┌──

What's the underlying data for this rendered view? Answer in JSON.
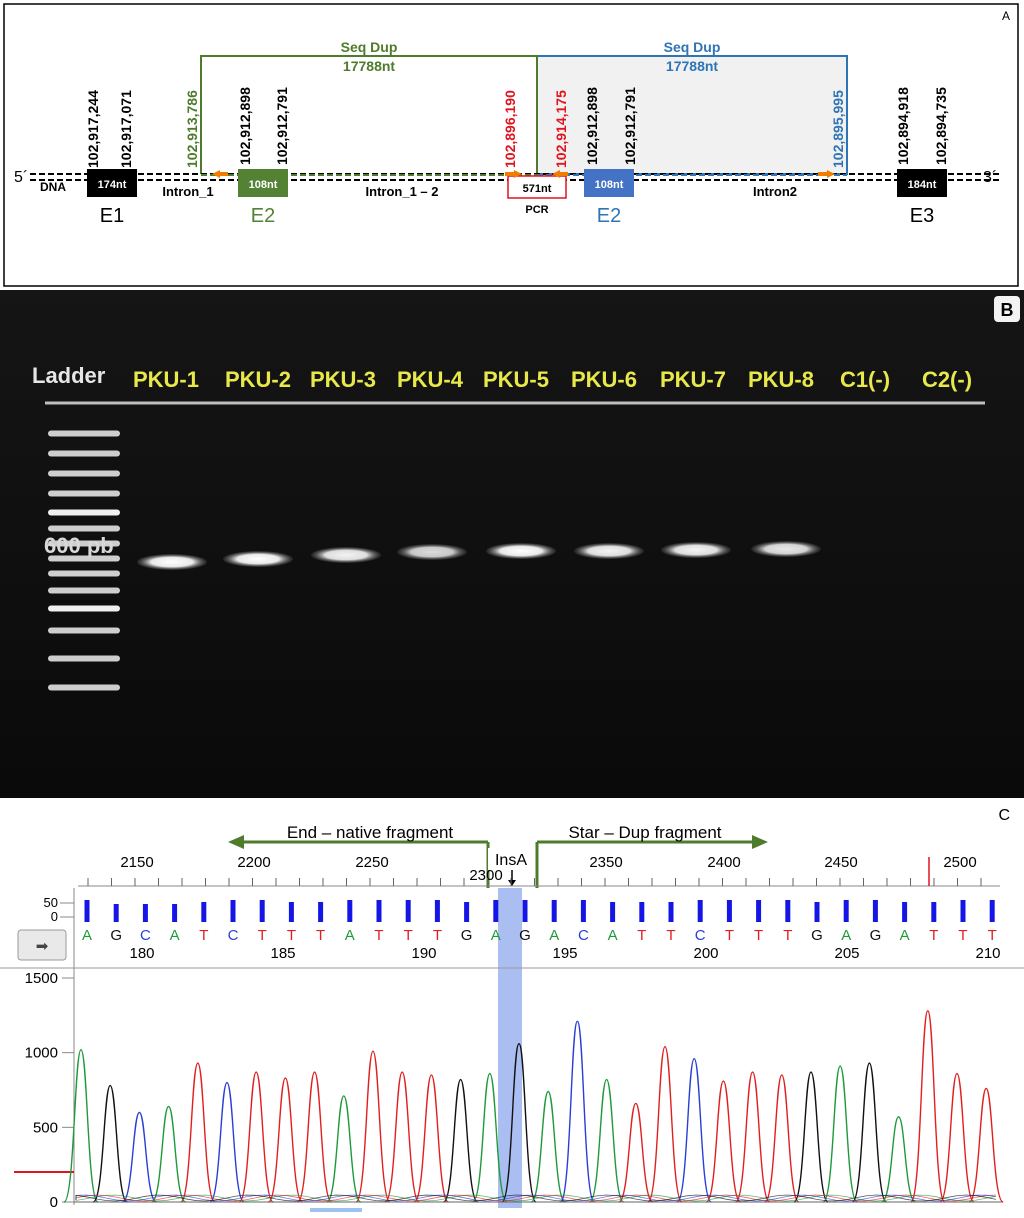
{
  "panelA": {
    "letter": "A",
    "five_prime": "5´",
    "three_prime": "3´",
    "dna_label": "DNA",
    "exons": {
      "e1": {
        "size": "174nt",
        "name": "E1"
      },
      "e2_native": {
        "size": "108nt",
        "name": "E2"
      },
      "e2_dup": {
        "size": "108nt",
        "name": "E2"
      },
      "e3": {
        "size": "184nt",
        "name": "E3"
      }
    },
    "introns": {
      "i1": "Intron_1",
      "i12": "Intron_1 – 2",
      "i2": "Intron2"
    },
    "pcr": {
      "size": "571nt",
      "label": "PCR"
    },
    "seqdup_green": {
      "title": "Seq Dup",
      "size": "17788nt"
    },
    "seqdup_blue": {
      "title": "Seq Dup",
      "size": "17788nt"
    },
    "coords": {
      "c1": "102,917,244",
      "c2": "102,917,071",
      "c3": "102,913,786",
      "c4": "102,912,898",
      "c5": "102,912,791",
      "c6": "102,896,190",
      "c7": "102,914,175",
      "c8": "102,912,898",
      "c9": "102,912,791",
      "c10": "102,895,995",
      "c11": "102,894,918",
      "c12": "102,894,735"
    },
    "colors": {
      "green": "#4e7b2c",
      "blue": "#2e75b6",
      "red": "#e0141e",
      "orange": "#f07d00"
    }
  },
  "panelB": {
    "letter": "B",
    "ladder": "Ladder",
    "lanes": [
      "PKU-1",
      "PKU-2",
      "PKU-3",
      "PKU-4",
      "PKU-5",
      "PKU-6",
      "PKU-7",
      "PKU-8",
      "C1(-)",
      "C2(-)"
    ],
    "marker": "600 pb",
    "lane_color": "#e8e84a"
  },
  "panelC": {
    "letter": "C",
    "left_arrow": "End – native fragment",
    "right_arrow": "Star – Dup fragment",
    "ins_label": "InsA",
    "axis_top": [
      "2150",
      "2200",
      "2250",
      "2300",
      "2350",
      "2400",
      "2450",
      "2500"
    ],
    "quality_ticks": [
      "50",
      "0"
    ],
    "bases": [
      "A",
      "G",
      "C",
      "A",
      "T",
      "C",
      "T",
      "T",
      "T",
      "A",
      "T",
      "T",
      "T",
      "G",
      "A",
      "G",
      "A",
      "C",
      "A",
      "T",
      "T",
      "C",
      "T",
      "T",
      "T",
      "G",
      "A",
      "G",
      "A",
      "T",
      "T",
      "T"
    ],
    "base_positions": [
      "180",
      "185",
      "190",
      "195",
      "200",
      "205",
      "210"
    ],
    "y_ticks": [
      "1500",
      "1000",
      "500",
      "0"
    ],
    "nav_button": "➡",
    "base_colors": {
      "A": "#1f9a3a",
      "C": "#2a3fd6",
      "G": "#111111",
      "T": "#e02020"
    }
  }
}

└──
┌──

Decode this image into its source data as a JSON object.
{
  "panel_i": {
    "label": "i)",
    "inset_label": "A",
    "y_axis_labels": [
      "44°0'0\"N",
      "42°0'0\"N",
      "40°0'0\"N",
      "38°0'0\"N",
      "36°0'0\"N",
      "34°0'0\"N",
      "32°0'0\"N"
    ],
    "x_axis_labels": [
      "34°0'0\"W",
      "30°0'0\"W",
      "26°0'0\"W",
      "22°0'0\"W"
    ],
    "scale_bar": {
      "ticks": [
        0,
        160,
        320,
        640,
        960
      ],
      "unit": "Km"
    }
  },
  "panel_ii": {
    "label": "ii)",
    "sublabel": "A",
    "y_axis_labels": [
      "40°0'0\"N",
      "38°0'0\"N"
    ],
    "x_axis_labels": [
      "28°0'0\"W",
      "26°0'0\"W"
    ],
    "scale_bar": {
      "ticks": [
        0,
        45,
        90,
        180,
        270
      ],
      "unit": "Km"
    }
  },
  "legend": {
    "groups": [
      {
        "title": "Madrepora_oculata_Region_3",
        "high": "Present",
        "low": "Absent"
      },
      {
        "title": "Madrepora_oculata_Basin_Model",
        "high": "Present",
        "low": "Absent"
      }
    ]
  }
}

└──

Where a line above contains the word "data", copy that line.

What's the underlying data for this rendered view? Answer in JSON.
Decode this image into its source data as a JSON object.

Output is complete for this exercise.